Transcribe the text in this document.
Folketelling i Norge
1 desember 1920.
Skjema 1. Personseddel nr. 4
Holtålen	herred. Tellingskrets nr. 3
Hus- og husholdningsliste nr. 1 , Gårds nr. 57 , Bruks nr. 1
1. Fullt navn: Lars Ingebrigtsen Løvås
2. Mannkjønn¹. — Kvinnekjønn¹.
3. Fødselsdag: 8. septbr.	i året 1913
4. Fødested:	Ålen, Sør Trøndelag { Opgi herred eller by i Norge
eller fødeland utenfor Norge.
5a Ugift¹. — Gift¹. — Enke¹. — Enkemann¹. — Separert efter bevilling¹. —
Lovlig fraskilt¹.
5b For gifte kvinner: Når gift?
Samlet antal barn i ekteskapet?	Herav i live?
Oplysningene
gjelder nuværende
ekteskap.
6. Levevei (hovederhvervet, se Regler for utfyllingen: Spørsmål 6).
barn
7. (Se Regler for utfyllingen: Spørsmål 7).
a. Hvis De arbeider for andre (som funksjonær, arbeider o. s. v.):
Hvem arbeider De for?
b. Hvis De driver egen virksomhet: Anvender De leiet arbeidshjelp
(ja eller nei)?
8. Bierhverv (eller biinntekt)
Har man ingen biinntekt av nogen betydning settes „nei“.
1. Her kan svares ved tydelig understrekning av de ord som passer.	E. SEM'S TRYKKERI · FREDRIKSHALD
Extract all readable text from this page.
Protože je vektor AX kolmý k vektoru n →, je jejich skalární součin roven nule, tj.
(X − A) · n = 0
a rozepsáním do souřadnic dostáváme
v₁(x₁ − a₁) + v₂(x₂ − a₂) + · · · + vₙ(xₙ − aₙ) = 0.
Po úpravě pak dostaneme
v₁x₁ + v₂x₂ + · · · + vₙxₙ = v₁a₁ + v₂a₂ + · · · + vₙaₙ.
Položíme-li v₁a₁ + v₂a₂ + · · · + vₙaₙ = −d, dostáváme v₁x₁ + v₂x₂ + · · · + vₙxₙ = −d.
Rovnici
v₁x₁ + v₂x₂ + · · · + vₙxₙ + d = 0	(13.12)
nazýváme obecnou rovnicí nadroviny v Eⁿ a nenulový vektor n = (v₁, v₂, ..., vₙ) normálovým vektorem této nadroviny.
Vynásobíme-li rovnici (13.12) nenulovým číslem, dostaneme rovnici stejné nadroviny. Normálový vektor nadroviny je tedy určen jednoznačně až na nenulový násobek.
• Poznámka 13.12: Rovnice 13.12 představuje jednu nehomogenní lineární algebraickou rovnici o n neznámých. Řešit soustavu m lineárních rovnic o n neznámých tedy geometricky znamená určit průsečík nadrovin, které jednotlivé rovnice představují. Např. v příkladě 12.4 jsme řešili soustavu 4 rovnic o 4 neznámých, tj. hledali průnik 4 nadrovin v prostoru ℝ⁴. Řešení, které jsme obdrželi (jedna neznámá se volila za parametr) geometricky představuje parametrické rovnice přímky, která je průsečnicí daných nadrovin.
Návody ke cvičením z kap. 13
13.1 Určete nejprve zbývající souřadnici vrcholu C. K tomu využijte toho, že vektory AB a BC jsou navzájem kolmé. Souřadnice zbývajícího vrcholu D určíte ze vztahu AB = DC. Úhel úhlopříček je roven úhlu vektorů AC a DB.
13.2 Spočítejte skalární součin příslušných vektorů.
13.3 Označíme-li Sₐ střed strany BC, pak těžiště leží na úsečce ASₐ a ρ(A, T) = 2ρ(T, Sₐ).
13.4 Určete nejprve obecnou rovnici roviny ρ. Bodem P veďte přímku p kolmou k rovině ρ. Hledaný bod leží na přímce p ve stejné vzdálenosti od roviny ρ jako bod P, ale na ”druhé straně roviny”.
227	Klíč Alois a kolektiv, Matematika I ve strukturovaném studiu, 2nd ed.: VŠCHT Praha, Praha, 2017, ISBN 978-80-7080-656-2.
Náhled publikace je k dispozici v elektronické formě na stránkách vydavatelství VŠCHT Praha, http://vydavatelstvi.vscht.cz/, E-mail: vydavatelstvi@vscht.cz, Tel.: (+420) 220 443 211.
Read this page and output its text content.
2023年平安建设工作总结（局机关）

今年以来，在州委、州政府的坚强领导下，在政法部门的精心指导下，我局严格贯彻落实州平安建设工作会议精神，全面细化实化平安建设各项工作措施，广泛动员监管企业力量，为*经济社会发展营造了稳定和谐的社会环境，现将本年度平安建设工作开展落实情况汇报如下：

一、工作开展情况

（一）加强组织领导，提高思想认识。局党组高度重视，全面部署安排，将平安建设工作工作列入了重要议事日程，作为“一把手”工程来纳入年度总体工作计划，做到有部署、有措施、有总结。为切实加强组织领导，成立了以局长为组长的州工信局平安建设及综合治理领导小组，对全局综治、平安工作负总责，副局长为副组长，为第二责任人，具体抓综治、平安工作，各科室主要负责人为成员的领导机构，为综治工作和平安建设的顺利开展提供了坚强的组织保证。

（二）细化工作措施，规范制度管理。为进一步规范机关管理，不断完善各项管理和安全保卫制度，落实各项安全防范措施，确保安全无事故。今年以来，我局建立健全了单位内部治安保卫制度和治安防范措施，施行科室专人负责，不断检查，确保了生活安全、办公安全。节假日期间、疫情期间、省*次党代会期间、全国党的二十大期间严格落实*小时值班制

────

_Problem statement_.
All of the data above should be transcribed exactly.

_Final answer_.
Transcribe the text in this document.
Folketelling i Norge
1 desember 1920.
Skjema 1. Personseddel nr. 4
Holtålen	herred. Tellingskrets nr. 3
Hus- og husholdningsliste nr. 1 , Gårds nr. 57 , Bruks nr. 1
1. Fullt navn: Lars Ingebrigtsen Løvås
2. Mannkjønn¹. — Kvinnekjønn¹.
3. Fødselsdag: 8. septbr.	i året 1913
4. Fødested:	Ålen, Sør Trøndelag { Opgi herred eller by i Norge
eller fødeland utenfor Norge.
5a Ugift¹. — Gift¹. — Enke¹. — Enkemann¹. — Separert efter bevilling¹. —
Lovlig fraskilt¹.
5b For gifte kvinner: Når gift?
Samlet antal barn i ekteskapet?	Herav i live?
Oplysningene
gjelder nuværende
ekteskap.
6. Levevei (hovederhvervet, se Regler for utfyllingen: Spørsmål 6).
barn
7. (Se Regler for utfyllingen: Spørsmål 7).
a. Hvis De arbeider for andre (som funksjonær, arbeider o. s. v.):
Hvem arbeider De for?
b. Hvis De driver egen virksomhet: Anvender De leiet arbeidshjelp
(ja eller nei)?
8. Bierhverv (eller biinntekt)
Har man ingen biinntekt av nogen betydning settes „nei“.
1. Her kan svares ved tydelig understrekning av de ord som passer.	E. SEM'S TRYKKERI · FREDRIKSHALD
Extract all readable text from this page.
Protože je vektor AX kolmý k vektoru n →, je jejich skalární součin roven nule, tj.
(X − A) · n = 0
a rozepsáním do souřadnic dostáváme
v₁(x₁ − a₁) + v₂(x₂ − a₂) + · · · + vₙ(xₙ − aₙ) = 0.
Po úpravě pak dostaneme
v₁x₁ + v₂x₂ + · · · + vₙxₙ = v₁a₁ + v₂a₂ + · · · + vₙaₙ.
Položíme-li v₁a₁ + v₂a₂ + · · · + vₙaₙ = −d, dostáváme v₁x₁ + v₂x₂ + · · · + vₙxₙ = −d.
Rovnici
v₁x₁ + v₂x₂ + · · · + vₙxₙ + d = 0	(13.12)
nazýváme obecnou rovnicí nadroviny v Eⁿ a nenulový vektor n = (v₁, v₂, ..., vₙ) normálovým vektorem této nadroviny.
Vynásobíme-li rovnici (13.12) nenulovým číslem, dostaneme rovnici stejné nadroviny. Normálový vektor nadroviny je tedy určen jednoznačně až na nenulový násobek.
• Poznámka 13.12: Rovnice 13.12 představuje jednu nehomogenní lineární algebraickou rovnici o n neznámých. Řešit soustavu m lineárních rovnic o n neznámých tedy geometricky znamená určit průsečík nadrovin, které jednotlivé rovnice představují. Např. v příkladě 12.4 jsme řešili soustavu 4 rovnic o 4 neznámých, tj. hledali průnik 4 nadrovin v prostoru ℝ⁴. Řešení, které jsme obdrželi (jedna neznámá se volila za parametr) geometricky představuje parametrické rovnice přímky, která je průsečnicí daných nadrovin.
Návody ke cvičením z kap. 13
13.1 Určete nejprve zbývající souřadnici vrcholu C. K tomu využijte toho, že vektory AB a BC jsou navzájem kolmé. Souřadnice zbývajícího vrcholu D určíte ze vztahu AB = DC. Úhel úhlopříček je roven úhlu vektorů AC a DB.
13.2 Spočítejte skalární součin příslušných vektorů.
13.3 Označíme-li Sₐ střed strany BC, pak těžiště leží na úsečce ASₐ a ρ(A, T) = 2ρ(T, Sₐ).
13.4 Určete nejprve obecnou rovnici roviny ρ. Bodem P veďte přímku p kolmou k rovině ρ. Hledaný bod leží na přímce p ve stejné vzdálenosti od roviny ρ jako bod P, ale na ”druhé straně roviny”.
227	Klíč Alois a kolektiv, Matematika I ve strukturovaném studiu, 2nd ed.: VŠCHT Praha, Praha, 2017, ISBN 978-80-7080-656-2.
Náhled publikace je k dispozici v elektronické formě na stránkách vydavatelství VŠCHT Praha, http://vydavatelstvi.vscht.cz/, E-mail: vydavatelstvi@vscht.cz, Tel.: (+420) 220 443 211.
Read this page and output its text content.
2023年平安建设工作总结（局机关）

今年以来，在州委、州政府的坚强领导下，在政法部门的精心指导下，我局严格贯彻落实州平安建设工作会议精神，全面细化实化平安建设各项工作措施，广泛动员监管企业力量，为*经济社会发展营造了稳定和谐的社会环境，现将本年度平安建设工作开展落实情况汇报如下：

一、工作开展情况

（一）加强组织领导，提高思想认识。局党组高度重视，全面部署安排，将平安建设工作工作列入了重要议事日程，作为“一把手”工程来纳入年度总体工作计划，做到有部署、有措施、有总结。为切实加强组织领导，成立了以局长为组长的州工信局平安建设及综合治理领导小组，对全局综治、平安工作负总责，副局长为副组长，为第二责任人，具体抓综治、平安工作，各科室主要负责人为成员的领导机构，为综治工作和平安建设的顺利开展提供了坚强的组织保证。

（二）细化工作措施，规范制度管理。为进一步规范机关管理，不断完善各项管理和安全保卫制度，落实各项安全防范措施，确保安全无事故。今年以来，我局建立健全了单位内部治安保卫制度和治安防范措施，施行科室专人负责，不断检查，确保了生活安全、办公安全。节假日期间、疫情期间、省*次党代会期间、全国党的二十大期间严格落实*小时值班制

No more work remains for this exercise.